- Dataset records -

## START

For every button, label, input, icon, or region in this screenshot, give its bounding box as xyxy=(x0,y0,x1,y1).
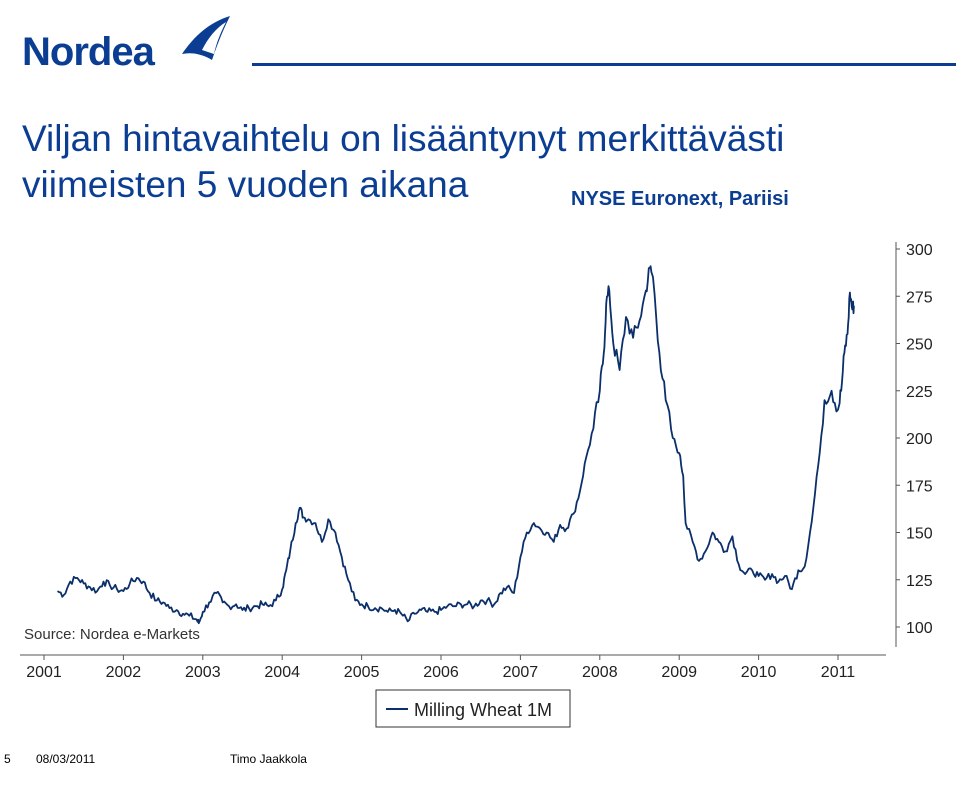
x-tick-label: 2010 xyxy=(741,664,777,681)
sail-logo-icon xyxy=(182,16,230,60)
x-tick-label: 2009 xyxy=(661,664,697,681)
logo-wordmark: Nordea xyxy=(22,30,155,74)
series-line-milling-wheat xyxy=(57,265,855,625)
exchange-subtitle: NYSE Euronext, Pariisi xyxy=(571,188,789,210)
nordea-logo: Nordea xyxy=(22,14,232,74)
legend: Milling Wheat 1M xyxy=(375,689,571,728)
y-axis-ticks: 100 125 150 175 200 225 250 275 300 xyxy=(896,242,933,637)
title-line-2: viimeisten 5 vuoden aikana xyxy=(22,164,469,205)
y-tick-label: 225 xyxy=(906,384,933,401)
y-tick-label: 300 xyxy=(906,242,933,259)
header-rule xyxy=(252,63,956,66)
y-tick-label: 275 xyxy=(906,289,933,306)
legend-box xyxy=(375,689,571,728)
y-tick-label: 250 xyxy=(906,337,933,354)
source-note: Source: Nordea e-Markets xyxy=(24,626,200,643)
footer-date: 08/03/2011 xyxy=(36,752,96,766)
legend-label: Milling Wheat 1M xyxy=(414,700,552,720)
y-tick-label: 175 xyxy=(906,478,933,495)
x-tick-label: 2005 xyxy=(344,664,380,681)
x-tick-label: 2008 xyxy=(582,664,618,681)
footer-author: Timo Jaakkola xyxy=(230,752,307,766)
x-tick-label: 2011 xyxy=(821,664,856,681)
title-line-1: Viljan hintavaihtelu on lisääntynyt merk… xyxy=(22,118,785,159)
x-tick-label: 2007 xyxy=(503,664,539,681)
x-axis-ticks: 2001 2002 2003 2004 2005 2006 2007 2008 2009 2010… xyxy=(26,655,855,681)
y-tick-label: 150 xyxy=(906,526,933,543)
slide-title: Viljan hintavaihtelu on lisääntynyt merk… xyxy=(22,116,784,208)
x-tick-label: 2004 xyxy=(264,664,300,681)
series-layer xyxy=(57,265,855,625)
x-tick-label: 2006 xyxy=(423,664,459,681)
y-tick-label: 200 xyxy=(906,431,933,448)
y-tick-label: 125 xyxy=(906,573,933,590)
x-tick-label: 2002 xyxy=(106,664,142,681)
y-tick-label: 100 xyxy=(906,620,933,637)
wheat-price-chart: 100 125 150 175 200 225 250 275 300 2001 2002 2003… xyxy=(20,242,933,728)
x-tick-label: 2003 xyxy=(185,664,221,681)
x-tick-label: 2001 xyxy=(26,664,62,681)
footer-page-number: 5 xyxy=(4,752,11,766)
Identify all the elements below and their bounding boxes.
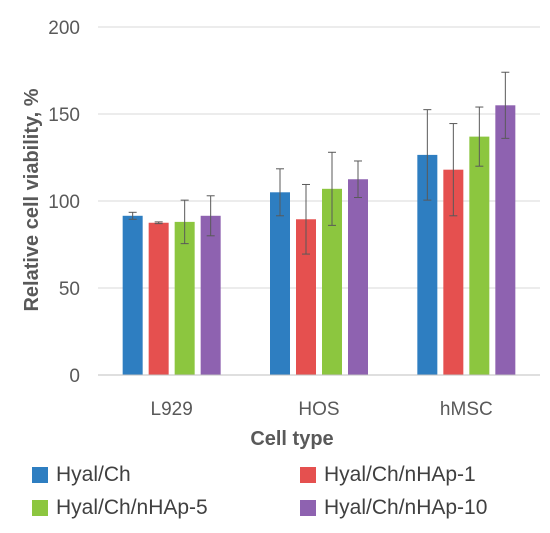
legend-item-hyal-ch-nhap-1: Hyal/Ch/nHAp-1 — [300, 463, 476, 487]
y-tick-label: 100 — [48, 192, 80, 213]
x-axis-title: Cell type — [250, 428, 333, 450]
y-tick-label: 50 — [59, 279, 80, 300]
legend-item-hyal-ch: Hyal/Ch — [32, 463, 131, 487]
y-tick-label: 150 — [48, 105, 80, 126]
bar — [296, 219, 316, 375]
bar — [417, 154, 438, 375]
bar — [174, 221, 195, 375]
gridlines — [98, 26, 540, 289]
x-tick-label: L929 — [151, 399, 193, 420]
bar — [495, 105, 516, 376]
y-tick-labels: 0 50 100 150 200 — [48, 18, 80, 387]
legend-label: Hyal/Ch — [56, 463, 131, 486]
error-bars — [128, 71, 510, 255]
bar — [122, 215, 143, 375]
legend-swatch — [300, 500, 316, 516]
bar — [322, 188, 342, 375]
legend-swatch — [32, 500, 48, 516]
bar — [200, 215, 221, 375]
legend-label: Hyal/Ch/nHAp-5 — [56, 496, 208, 519]
legend: Hyal/Ch Hyal/Ch/nHAp-1 Hyal/Ch/nHAp-5 Hy… — [20, 458, 540, 528]
x-tick-label: hMSC — [440, 399, 493, 420]
bar — [443, 169, 464, 375]
legend-swatch — [32, 467, 48, 483]
legend-swatch — [300, 467, 316, 483]
legend-item-hyal-ch-nhap-5: Hyal/Ch/nHAp-5 — [32, 496, 208, 520]
bars — [122, 105, 516, 376]
bar — [270, 192, 290, 375]
legend-label: Hyal/Ch/nHAp-10 — [324, 496, 488, 519]
legend-label: Hyal/Ch/nHAp-1 — [324, 463, 476, 486]
legend-item-hyal-ch-nhap-10: Hyal/Ch/nHAp-10 — [300, 496, 487, 520]
bar — [348, 179, 368, 375]
bar-chart: 0 50 100 150 200 L929 HOS hMSC Cell type Relat… — [21, 18, 540, 450]
bar — [148, 222, 169, 375]
x-tick-labels: L929 HOS hMSC — [151, 399, 493, 420]
x-tick-label: HOS — [298, 399, 339, 420]
y-tick-label: 200 — [48, 18, 80, 39]
y-tick-label: 0 — [69, 366, 80, 387]
y-axis-title: Relative cell viability, % — [21, 88, 43, 311]
bar — [469, 136, 490, 375]
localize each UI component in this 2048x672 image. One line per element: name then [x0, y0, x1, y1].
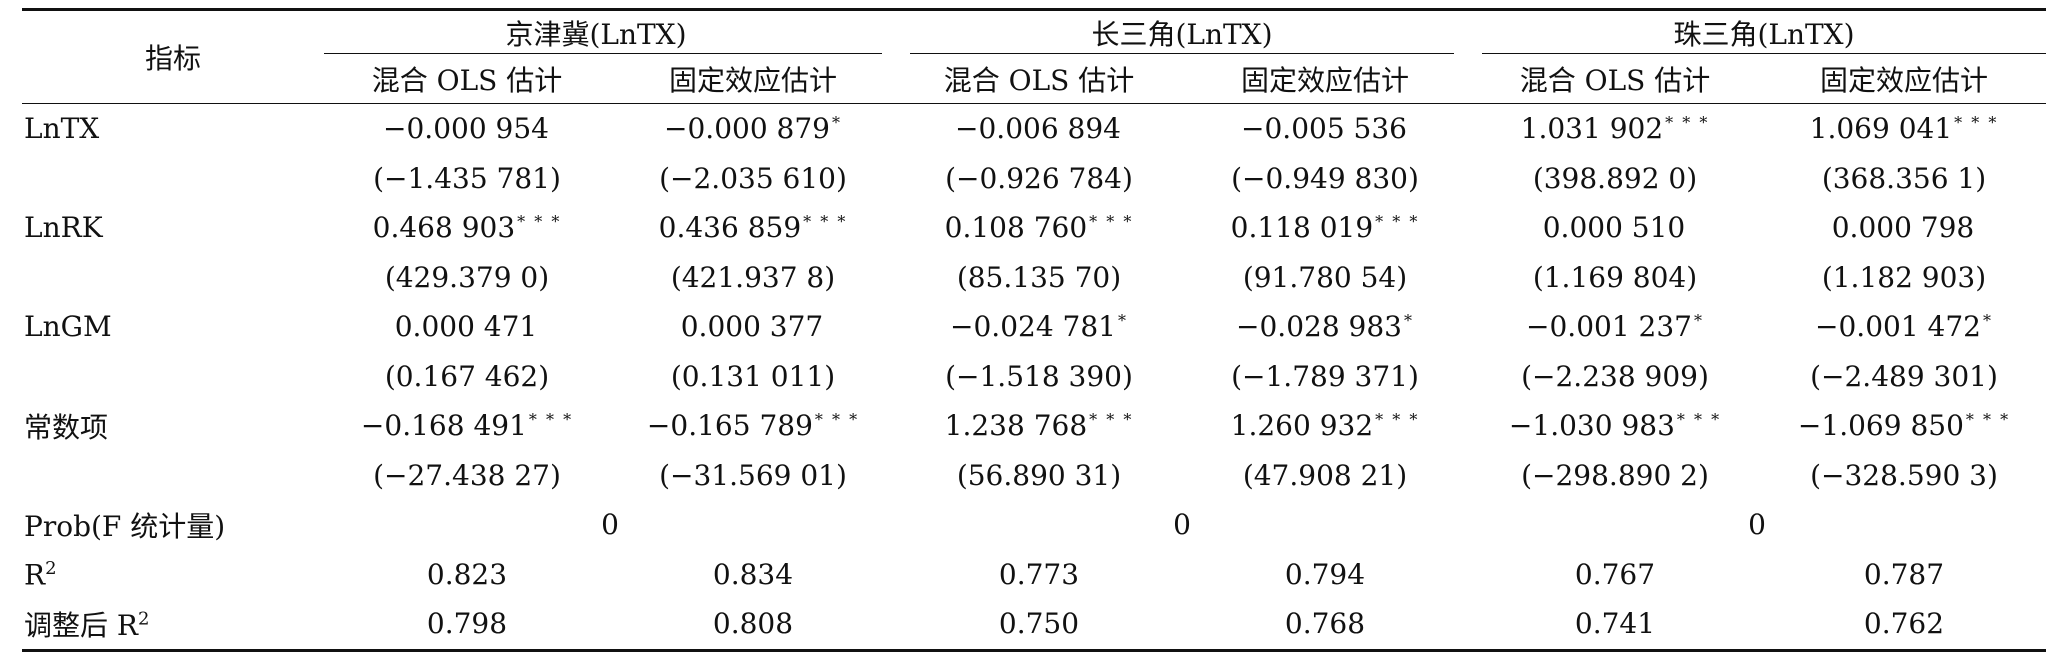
prob-cell: 0: [1173, 508, 1191, 542]
t-stat-cell: (−328.590 3): [1810, 458, 1998, 492]
r2-cell: 0.767: [1574, 557, 1656, 591]
t-stat-cell: (−0.926 784): [945, 161, 1133, 195]
table-row-lngm-coef: LnGM 0.000 471 0.000 377 −0.024 781 * −0.…: [22, 302, 2046, 352]
coef-cell: 0.118 019 * * *: [1230, 211, 1420, 245]
t-stat-cell: (−298.890 2): [1521, 458, 1709, 492]
coef-cell: 0.000 471: [394, 310, 538, 344]
coef-cell: −0.006 894: [955, 112, 1121, 146]
t-stat-cell: (47.908 21): [1242, 458, 1408, 492]
row-label-header: 指标: [22, 8, 324, 104]
adj-r2-cell: 0.762: [1762, 599, 2046, 652]
coef-cell: 0.436 859 * * *: [658, 211, 848, 245]
table-row-lnrk-coef: LnRK 0.468 903 * * * 0.436 859 * * * 0.108…: [22, 203, 2046, 253]
col-header-pooled-ols: 混合 OLS 估计: [896, 55, 1182, 104]
coef-cell: −0.024 781 *: [950, 310, 1128, 344]
col-header-pooled-ols: 混合 OLS 估计: [1468, 55, 1762, 104]
t-stat-cell: (421.937 8): [670, 260, 836, 294]
group-header-zhusanjiao: 珠三角(LnTX): [1468, 8, 2046, 55]
coef-cell: −0.001 472 *: [1815, 310, 1993, 344]
coef-cell: −0.028 983 *: [1236, 310, 1414, 344]
table-row-adjusted-r-squared: 调整后 R2 0.798 0.808 0.750 0.768 0.741 0.7…: [22, 599, 2046, 652]
t-stat-cell: (−1.789 371): [1231, 359, 1419, 393]
adj-r2-cell: 0.741: [1468, 599, 1762, 652]
col-header-pooled-ols: 混合 OLS 估计: [324, 55, 610, 104]
r2-cell: 0.794: [1284, 557, 1366, 591]
table-row-constant-coef: 常数项 −0.168 491 * * * −0.165 789 * * * 1.23…: [22, 401, 2046, 451]
t-stat-cell: (−31.569 01): [659, 458, 847, 492]
t-stat-cell: (−27.438 27): [373, 458, 561, 492]
coef-cell: 1.260 932 * * *: [1230, 409, 1420, 443]
t-stat-cell: (−2.035 610): [659, 161, 847, 195]
prob-cell: 0: [601, 508, 619, 542]
coef-cell: −0.001 237 *: [1526, 310, 1704, 344]
coef-cell: 0.468 903 * * *: [372, 211, 562, 245]
coef-cell: −0.165 789 * * *: [646, 409, 860, 443]
row-label: LnRK: [24, 211, 103, 245]
table-row-lntx-coef: LnTX −0.000 954 −0.000 879 * −0.006 894 −…: [22, 104, 2046, 154]
adj-r2-cell: 0.798: [324, 599, 610, 652]
regression-results-table: 指标 京津冀(LnTX) 长三角(LnTX) 珠三角(LnTX) 混合 OLS …: [22, 8, 2046, 652]
coef-cell: 1.238 768 * * *: [944, 409, 1134, 443]
header-row-methods: 混合 OLS 估计 固定效应估计 混合 OLS 估计 固定效应估计 混合 OLS…: [22, 55, 2046, 104]
r2-cell: 0.834: [712, 557, 794, 591]
t-stat-cell: (91.780 54): [1242, 260, 1408, 294]
t-stat-cell: (398.892 0): [1532, 161, 1698, 195]
t-stat-cell: (−2.238 909): [1521, 359, 1709, 393]
table-row-constant-t: (−27.438 27) (−31.569 01) (56.890 31) (4…: [22, 451, 2046, 501]
group-header-jingjinji: 京津冀(LnTX): [324, 8, 896, 55]
row-label: LnTX: [24, 112, 100, 146]
coef-cell: −0.168 491 * * *: [360, 409, 574, 443]
table-row-lngm-t: (0.167 462) (0.131 011) (−1.518 390) (−1…: [22, 352, 2046, 402]
col-header-fixed-effects: 固定效应估计: [610, 55, 896, 104]
row-label: 调整后 R2: [22, 599, 324, 652]
t-stat-cell: (368.356 1): [1821, 161, 1987, 195]
row-label: R2: [24, 557, 57, 591]
row-label: Prob(F 统计量): [24, 509, 226, 543]
coef-cell: −0.000 879 *: [664, 112, 842, 146]
adj-r2-cell: 0.750: [896, 599, 1182, 652]
row-label-empty: [22, 352, 324, 402]
t-stat-cell: (1.182 903): [1821, 260, 1987, 294]
col-header-fixed-effects: 固定效应估计: [1762, 55, 2046, 104]
coef-cell: 0.000 377: [680, 310, 824, 344]
coef-cell: 1.069 041 * * *: [1809, 112, 1999, 146]
t-stat-cell: (0.167 462): [384, 359, 550, 393]
coef-cell: 0.000 798: [1831, 211, 1975, 245]
coef-cell: 1.031 902 * * *: [1520, 112, 1710, 146]
table-row-lntx-t: (−1.435 781) (−2.035 610) (−0.926 784) (…: [22, 154, 2046, 204]
group-header-changsanjiao: 长三角(LnTX): [896, 8, 1468, 55]
row-label-empty: [22, 253, 324, 303]
row-label: LnGM: [24, 310, 112, 344]
coef-cell: −1.030 983 * * *: [1508, 409, 1722, 443]
coef-cell: −0.000 954: [383, 112, 549, 146]
coef-cell: −1.069 850 * * *: [1797, 409, 2011, 443]
t-stat-cell: (56.890 31): [956, 458, 1122, 492]
t-stat-cell: (−2.489 301): [1810, 359, 1998, 393]
adj-r2-cell: 0.808: [610, 599, 896, 652]
r2-cell: 0.787: [1863, 557, 1945, 591]
header-row-groups: 指标 京津冀(LnTX) 长三角(LnTX) 珠三角(LnTX): [22, 8, 2046, 104]
t-stat-cell: (0.131 011): [670, 359, 836, 393]
table-row-r-squared: R2 0.823 0.834 0.773 0.794 0.767 0.787: [22, 550, 2046, 600]
row-label-empty: [22, 451, 324, 501]
coef-cell: 0.000 510: [1542, 211, 1686, 245]
r2-cell: 0.823: [426, 557, 508, 591]
t-stat-cell: (1.169 804): [1532, 260, 1698, 294]
r2-cell: 0.773: [998, 557, 1080, 591]
coef-cell: 0.108 760 * * *: [944, 211, 1134, 245]
t-stat-cell: (−0.949 830): [1231, 161, 1419, 195]
table-row-prob-f: Prob(F 统计量) 0 0 0: [22, 500, 2046, 550]
t-stat-cell: (−1.518 390): [945, 359, 1133, 393]
adj-r2-cell: 0.768: [1182, 599, 1468, 652]
coef-cell: −0.005 536: [1241, 112, 1407, 146]
row-label-empty: [22, 154, 324, 204]
col-header-fixed-effects: 固定效应估计: [1182, 55, 1468, 104]
t-stat-cell: (429.379 0): [384, 260, 550, 294]
row-label: 常数项: [24, 410, 109, 444]
t-stat-cell: (−1.435 781): [373, 161, 561, 195]
table-row-lnrk-t: (429.379 0) (421.937 8) (85.135 70) (91.…: [22, 253, 2046, 303]
t-stat-cell: (85.135 70): [956, 260, 1122, 294]
prob-cell: 0: [1748, 508, 1766, 542]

## END

- Request -
Please restate word for word everything in the records above from the line containing "x-tick-label: 2010 xyxy=(741,664,777,681)" down to the line containing "legend: Milling Wheat", including both of those lines.

- Result of the exercise -
x-tick-label: 2010 xyxy=(741,664,777,681)
sail-logo-icon xyxy=(182,16,230,60)
x-tick-label: 2009 xyxy=(661,664,697,681)
logo-wordmark: Nordea xyxy=(22,30,155,74)
series-line-milling-wheat xyxy=(57,265,855,625)
exchange-subtitle: NYSE Euronext, Pariisi xyxy=(571,188,789,210)
nordea-logo: Nordea xyxy=(22,14,232,74)
legend: Milling Wheat 1M xyxy=(375,689,571,728)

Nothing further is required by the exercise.